#### RECORDED INFORMATION
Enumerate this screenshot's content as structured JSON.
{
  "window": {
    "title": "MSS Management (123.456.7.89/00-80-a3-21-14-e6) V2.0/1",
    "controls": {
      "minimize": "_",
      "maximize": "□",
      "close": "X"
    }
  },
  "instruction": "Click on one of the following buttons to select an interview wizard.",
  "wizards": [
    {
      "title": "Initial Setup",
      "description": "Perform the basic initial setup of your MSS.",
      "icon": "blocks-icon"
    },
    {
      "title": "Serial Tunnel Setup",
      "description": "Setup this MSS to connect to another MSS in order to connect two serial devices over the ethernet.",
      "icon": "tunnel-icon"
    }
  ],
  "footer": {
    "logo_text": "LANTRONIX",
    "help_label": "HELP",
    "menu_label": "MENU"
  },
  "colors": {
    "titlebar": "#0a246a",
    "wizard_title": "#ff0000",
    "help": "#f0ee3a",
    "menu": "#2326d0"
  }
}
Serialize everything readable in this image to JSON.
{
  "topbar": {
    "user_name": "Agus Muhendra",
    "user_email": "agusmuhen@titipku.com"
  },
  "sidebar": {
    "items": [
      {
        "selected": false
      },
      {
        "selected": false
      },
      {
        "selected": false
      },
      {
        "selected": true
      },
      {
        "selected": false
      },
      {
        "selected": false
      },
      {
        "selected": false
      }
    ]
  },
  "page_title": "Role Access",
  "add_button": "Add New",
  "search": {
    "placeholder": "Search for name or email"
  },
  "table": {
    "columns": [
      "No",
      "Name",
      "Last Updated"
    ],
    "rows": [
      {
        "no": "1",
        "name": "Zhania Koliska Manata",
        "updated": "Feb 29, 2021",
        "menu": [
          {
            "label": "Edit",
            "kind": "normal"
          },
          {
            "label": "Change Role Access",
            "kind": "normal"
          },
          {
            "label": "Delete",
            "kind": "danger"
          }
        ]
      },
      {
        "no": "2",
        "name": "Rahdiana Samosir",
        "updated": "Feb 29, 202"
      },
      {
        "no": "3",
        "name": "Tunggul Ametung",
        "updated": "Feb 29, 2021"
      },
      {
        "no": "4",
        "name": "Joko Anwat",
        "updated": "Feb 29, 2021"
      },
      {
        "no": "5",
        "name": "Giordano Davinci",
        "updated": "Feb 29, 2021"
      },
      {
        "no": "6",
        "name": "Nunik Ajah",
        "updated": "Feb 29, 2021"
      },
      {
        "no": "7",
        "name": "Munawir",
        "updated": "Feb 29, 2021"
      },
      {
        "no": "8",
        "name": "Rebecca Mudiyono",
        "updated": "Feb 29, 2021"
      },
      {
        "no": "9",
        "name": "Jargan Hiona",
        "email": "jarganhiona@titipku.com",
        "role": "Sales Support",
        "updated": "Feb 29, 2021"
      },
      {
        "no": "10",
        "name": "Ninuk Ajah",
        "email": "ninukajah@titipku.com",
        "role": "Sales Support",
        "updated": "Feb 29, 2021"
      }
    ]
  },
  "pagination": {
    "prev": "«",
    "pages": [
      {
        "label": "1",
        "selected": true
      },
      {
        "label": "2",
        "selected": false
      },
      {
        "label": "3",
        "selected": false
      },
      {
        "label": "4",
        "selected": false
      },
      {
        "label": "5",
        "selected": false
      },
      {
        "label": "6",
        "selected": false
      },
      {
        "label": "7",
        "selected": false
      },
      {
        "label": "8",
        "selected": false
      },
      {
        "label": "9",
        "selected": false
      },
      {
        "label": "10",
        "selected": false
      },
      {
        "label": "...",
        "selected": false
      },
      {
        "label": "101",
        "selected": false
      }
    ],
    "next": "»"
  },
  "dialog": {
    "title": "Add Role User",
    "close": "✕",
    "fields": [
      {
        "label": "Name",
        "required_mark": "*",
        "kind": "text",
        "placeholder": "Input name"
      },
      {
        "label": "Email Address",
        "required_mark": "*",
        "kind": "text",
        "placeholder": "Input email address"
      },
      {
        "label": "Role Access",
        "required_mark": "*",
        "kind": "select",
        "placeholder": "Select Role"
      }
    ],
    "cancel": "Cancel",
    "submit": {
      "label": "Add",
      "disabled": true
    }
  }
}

#### EXERCISE
From the records given above, copy all lines containing "Input".

#### RESULT FOR THIS TASK
        "placeholder": "Input name"
        "placeholder": "Input email address"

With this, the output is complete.